* DIRECTIONS FOR THIS TASK: In the records below, find each line with the word "after" and copy it.
**********
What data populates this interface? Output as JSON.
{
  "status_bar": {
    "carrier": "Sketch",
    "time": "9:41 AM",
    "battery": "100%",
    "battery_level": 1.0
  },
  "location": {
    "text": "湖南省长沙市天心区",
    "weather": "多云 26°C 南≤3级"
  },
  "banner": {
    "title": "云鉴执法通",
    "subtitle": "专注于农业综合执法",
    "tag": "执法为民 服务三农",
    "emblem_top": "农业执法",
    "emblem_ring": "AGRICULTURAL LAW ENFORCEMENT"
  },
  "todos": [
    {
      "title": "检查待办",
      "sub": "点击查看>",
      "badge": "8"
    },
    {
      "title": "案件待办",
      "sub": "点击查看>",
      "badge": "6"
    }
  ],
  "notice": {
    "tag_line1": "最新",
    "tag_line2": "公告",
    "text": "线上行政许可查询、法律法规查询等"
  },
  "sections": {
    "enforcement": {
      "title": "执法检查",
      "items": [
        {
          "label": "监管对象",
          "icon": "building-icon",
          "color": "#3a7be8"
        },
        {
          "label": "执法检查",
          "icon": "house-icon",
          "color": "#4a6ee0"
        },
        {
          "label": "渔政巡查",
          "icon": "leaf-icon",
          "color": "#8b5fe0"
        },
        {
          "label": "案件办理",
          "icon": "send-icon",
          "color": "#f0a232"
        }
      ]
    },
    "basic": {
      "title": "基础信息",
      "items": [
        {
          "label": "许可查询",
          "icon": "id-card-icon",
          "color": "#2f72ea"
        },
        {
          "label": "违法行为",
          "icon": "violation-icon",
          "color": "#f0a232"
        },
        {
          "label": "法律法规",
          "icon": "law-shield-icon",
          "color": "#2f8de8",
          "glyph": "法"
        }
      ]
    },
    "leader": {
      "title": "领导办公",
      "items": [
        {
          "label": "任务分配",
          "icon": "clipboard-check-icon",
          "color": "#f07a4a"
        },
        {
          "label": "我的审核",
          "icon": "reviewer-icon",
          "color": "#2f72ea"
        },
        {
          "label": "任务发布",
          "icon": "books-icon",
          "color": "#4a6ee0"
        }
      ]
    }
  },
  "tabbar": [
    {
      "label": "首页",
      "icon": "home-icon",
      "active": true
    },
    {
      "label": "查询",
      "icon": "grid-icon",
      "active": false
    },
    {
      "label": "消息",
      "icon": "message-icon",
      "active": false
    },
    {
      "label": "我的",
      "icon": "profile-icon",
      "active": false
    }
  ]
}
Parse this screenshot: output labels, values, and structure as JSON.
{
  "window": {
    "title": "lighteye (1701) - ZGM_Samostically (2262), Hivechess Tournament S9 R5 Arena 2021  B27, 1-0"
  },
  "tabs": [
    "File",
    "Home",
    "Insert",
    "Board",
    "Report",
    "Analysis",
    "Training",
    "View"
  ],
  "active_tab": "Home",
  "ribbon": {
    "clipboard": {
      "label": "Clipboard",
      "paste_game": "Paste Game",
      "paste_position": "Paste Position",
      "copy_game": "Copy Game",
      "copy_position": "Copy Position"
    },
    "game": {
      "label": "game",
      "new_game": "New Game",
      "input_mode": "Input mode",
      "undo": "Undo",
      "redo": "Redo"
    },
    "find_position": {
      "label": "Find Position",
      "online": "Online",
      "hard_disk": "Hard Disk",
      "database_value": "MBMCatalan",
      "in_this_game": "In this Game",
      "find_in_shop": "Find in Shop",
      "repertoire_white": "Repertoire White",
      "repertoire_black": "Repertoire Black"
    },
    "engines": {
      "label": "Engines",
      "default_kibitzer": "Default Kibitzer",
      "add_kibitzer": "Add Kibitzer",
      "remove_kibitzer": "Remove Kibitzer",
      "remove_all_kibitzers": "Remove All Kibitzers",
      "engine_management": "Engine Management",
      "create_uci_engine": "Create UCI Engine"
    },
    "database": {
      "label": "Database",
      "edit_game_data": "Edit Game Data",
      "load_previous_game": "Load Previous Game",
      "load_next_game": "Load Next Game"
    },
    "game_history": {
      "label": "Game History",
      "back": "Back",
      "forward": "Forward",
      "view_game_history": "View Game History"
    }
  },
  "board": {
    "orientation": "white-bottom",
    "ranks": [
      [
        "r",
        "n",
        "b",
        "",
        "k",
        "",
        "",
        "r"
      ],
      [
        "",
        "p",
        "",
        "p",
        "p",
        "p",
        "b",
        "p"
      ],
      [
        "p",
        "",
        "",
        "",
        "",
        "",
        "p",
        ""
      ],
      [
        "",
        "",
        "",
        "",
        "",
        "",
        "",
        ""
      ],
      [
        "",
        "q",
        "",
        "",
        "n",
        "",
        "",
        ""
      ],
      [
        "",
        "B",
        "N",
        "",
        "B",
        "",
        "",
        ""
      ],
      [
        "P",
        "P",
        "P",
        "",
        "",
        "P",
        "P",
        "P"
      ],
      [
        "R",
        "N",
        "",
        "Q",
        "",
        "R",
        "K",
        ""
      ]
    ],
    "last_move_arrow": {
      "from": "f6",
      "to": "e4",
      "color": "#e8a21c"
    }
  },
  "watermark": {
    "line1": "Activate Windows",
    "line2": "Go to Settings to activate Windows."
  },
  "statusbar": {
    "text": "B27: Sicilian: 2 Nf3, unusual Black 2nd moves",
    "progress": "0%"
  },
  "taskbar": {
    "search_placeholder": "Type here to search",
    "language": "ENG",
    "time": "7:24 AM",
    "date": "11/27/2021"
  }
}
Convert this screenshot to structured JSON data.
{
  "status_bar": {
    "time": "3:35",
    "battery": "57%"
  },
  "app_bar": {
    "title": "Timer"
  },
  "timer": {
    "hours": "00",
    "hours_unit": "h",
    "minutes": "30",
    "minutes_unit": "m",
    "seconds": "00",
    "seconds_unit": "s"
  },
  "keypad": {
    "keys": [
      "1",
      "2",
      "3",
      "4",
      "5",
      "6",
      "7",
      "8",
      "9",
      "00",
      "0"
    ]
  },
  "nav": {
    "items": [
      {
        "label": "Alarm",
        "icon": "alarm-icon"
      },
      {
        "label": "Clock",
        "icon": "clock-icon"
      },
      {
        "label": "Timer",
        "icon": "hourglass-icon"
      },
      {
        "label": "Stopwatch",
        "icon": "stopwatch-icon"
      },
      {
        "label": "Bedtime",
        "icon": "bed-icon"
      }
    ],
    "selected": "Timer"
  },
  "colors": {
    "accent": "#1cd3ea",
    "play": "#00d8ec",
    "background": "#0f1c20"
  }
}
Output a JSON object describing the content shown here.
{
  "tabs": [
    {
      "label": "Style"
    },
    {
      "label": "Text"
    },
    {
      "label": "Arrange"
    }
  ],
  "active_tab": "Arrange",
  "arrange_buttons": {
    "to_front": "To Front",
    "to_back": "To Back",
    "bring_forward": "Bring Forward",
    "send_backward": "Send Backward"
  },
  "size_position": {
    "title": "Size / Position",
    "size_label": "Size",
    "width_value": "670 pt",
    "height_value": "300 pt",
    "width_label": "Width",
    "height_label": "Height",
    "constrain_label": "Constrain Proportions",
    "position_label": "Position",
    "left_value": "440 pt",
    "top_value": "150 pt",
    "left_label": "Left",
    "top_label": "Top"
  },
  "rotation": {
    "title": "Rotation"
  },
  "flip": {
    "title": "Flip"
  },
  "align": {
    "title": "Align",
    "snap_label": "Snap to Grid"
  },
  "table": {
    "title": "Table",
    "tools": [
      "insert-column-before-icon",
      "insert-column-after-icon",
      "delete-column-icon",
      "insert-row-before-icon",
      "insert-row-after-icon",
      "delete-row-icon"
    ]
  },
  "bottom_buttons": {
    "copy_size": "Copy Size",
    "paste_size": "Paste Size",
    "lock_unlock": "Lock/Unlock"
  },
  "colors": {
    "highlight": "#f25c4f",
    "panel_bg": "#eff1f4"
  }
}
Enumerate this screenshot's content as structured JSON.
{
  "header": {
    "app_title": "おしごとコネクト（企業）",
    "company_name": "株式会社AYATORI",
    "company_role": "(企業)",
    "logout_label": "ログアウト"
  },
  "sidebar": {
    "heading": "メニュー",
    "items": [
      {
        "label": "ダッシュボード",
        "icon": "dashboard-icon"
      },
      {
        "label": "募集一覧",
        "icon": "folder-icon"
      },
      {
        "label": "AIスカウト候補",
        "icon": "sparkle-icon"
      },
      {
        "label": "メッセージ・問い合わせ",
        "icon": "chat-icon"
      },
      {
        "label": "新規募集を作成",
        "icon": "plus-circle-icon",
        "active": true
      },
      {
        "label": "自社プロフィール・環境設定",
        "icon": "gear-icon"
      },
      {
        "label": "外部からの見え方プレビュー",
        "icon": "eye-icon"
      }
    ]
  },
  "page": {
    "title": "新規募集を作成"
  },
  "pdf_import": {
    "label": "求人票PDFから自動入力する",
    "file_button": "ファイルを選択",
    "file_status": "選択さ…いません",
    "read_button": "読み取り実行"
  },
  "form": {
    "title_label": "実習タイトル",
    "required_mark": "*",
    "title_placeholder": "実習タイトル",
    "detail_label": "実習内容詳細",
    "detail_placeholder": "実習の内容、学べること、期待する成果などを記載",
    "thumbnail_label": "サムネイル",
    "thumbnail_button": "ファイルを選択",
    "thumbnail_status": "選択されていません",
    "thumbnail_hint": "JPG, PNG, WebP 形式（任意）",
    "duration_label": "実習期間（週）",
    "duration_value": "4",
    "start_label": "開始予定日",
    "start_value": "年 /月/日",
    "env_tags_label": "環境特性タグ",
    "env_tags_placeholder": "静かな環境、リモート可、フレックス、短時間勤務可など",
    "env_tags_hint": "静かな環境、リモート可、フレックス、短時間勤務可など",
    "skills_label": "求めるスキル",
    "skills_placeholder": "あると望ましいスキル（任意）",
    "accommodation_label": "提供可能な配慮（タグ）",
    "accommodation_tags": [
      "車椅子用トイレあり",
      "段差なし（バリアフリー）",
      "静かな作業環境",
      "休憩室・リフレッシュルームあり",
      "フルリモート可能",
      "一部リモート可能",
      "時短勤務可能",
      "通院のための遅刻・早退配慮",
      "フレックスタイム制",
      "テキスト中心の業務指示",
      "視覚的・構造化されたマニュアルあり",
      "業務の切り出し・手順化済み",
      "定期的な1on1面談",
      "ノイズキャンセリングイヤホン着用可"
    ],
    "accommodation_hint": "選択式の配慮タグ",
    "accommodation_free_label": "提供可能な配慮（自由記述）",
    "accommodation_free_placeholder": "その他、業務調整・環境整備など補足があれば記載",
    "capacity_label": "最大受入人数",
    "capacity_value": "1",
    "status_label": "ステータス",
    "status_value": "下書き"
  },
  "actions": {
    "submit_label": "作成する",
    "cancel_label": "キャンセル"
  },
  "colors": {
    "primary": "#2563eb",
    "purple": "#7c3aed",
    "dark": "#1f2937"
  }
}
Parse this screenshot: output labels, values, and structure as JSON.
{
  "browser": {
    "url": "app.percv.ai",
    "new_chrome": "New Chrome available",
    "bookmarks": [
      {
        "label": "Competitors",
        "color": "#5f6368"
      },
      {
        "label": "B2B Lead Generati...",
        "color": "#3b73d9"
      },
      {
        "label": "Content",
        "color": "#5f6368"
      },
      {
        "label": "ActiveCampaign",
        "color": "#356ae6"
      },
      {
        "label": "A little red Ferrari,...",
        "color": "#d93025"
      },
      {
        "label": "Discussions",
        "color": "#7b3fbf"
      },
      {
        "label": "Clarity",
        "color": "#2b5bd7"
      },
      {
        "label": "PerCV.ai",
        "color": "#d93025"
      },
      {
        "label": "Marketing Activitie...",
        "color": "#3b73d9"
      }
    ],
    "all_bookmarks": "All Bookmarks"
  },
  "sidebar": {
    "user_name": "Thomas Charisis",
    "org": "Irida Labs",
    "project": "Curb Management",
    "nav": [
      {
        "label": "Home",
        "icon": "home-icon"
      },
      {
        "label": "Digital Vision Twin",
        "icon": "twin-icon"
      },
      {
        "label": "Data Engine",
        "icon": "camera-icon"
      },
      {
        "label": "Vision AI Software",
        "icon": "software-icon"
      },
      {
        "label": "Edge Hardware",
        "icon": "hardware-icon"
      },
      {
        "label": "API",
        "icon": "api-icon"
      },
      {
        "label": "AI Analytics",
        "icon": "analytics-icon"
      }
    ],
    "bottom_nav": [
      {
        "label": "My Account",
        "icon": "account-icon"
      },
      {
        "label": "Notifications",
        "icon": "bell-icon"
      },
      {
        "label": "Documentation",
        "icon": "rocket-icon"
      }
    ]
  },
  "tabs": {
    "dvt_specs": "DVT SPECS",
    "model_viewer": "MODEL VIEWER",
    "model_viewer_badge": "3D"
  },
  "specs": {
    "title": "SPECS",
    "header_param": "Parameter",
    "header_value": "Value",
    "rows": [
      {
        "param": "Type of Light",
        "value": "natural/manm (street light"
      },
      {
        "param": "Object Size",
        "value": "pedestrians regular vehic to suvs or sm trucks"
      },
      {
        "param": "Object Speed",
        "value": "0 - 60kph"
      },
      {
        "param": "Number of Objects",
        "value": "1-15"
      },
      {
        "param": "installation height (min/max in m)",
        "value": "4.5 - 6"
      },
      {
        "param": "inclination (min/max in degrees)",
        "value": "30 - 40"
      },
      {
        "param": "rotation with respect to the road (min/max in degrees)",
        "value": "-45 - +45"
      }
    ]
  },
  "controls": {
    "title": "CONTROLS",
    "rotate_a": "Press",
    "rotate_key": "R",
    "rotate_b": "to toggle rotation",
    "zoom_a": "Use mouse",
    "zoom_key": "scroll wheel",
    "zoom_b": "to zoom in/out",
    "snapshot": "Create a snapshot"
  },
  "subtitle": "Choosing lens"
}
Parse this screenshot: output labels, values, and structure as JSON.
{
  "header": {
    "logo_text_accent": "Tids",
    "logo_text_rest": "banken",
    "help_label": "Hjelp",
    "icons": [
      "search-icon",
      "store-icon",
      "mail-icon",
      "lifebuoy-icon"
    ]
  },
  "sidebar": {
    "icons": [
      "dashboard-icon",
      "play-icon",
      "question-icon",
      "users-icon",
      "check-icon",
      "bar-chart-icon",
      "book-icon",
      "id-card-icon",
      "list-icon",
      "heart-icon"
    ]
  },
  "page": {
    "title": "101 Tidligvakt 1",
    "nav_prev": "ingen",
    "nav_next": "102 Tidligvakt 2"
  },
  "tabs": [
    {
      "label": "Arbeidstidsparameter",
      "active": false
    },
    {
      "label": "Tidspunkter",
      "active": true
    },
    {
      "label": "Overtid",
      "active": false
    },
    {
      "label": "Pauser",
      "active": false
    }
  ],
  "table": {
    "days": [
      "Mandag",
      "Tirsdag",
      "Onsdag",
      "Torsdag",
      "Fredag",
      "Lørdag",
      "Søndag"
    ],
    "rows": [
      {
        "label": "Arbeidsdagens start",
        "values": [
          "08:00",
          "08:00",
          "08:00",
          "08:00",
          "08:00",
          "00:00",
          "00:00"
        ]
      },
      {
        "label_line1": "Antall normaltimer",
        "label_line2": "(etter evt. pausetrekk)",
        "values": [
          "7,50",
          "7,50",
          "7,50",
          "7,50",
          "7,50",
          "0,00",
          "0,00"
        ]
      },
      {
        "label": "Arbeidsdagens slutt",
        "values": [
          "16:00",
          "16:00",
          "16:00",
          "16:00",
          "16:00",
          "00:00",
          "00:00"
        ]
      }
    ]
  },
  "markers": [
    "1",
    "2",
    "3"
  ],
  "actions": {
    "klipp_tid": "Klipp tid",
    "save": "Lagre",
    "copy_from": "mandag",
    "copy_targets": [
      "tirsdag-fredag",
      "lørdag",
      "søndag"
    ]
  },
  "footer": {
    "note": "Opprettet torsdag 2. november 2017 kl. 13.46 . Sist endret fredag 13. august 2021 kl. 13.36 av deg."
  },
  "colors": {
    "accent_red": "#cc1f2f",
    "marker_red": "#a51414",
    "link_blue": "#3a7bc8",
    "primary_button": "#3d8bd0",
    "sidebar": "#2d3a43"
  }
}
**********
* EXERCISE RESULT:
      "insert-column-after-icon",
      "insert-row-after-icon",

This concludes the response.